[Listed entries start]

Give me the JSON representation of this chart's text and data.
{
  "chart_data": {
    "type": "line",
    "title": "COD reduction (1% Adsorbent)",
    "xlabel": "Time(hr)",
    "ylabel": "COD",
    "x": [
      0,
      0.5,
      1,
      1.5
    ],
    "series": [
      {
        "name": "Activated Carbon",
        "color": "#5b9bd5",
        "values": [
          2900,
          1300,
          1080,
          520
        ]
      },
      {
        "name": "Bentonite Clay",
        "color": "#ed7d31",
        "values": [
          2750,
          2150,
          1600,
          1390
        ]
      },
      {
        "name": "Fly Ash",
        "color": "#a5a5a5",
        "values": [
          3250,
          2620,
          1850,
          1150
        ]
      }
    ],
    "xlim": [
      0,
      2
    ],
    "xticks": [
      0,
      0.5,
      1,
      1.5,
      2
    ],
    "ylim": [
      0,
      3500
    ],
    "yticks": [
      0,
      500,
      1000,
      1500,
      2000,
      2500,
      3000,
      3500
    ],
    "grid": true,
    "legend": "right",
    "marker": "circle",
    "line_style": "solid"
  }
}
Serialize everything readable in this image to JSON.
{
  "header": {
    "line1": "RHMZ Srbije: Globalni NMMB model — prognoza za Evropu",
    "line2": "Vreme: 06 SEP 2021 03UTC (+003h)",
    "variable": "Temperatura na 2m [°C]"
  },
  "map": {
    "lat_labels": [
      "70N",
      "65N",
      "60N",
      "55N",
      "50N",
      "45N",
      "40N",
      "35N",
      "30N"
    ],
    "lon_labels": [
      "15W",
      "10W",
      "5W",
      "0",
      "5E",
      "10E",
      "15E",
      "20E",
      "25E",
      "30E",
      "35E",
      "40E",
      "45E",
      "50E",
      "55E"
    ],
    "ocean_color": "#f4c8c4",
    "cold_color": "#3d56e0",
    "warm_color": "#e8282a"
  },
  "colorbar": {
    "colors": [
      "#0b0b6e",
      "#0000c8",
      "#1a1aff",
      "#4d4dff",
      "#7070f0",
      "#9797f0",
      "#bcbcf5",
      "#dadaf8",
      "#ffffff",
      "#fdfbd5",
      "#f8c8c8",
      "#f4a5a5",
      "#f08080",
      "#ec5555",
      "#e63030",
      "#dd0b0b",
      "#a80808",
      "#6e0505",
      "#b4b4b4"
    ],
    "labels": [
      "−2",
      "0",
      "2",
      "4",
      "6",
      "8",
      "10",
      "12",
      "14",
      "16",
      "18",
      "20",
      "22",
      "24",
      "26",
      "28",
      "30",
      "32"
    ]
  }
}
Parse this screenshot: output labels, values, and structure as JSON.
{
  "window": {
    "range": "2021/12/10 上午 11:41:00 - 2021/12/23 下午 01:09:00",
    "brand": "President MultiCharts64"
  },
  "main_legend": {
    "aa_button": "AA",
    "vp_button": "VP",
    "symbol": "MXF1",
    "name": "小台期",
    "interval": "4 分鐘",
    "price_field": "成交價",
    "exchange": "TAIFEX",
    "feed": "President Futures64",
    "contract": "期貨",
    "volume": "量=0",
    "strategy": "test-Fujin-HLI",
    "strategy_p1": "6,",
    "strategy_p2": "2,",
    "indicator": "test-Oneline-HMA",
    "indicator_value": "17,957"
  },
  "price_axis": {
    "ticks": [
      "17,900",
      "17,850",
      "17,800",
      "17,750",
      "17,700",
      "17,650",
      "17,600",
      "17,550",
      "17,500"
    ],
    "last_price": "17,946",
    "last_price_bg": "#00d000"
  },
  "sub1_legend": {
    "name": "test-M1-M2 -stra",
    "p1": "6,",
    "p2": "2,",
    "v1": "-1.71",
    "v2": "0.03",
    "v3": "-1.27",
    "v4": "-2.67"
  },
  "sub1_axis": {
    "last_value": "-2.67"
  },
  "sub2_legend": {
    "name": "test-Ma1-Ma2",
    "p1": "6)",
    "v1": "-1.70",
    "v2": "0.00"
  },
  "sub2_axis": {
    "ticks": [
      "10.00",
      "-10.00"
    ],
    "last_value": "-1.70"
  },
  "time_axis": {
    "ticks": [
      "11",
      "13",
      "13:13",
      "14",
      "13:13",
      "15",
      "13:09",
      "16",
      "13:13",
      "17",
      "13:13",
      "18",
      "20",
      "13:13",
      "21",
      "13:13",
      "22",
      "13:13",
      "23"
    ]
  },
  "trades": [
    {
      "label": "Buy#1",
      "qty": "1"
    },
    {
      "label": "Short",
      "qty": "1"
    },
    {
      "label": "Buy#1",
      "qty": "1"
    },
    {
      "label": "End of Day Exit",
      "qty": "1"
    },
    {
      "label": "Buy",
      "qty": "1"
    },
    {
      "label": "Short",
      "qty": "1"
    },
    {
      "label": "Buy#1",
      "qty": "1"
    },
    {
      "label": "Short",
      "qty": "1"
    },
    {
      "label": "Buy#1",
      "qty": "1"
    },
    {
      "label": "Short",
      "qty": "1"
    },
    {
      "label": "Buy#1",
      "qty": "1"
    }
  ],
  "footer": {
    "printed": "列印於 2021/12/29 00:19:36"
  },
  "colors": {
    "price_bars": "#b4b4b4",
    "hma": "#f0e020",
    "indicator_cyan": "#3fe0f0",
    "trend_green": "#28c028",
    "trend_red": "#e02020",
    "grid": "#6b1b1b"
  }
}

[Listed entries end]

**Instruction**: Gather up every line in the data above that contains the word "test", copying each one.

**Finished task**:
    "strategy": "test-Fujin-HLI",
    "indicator": "test-Oneline-HMA",
    "name": "test-M1-M2 -stra",
    "name": "test-Ma1-Ma2",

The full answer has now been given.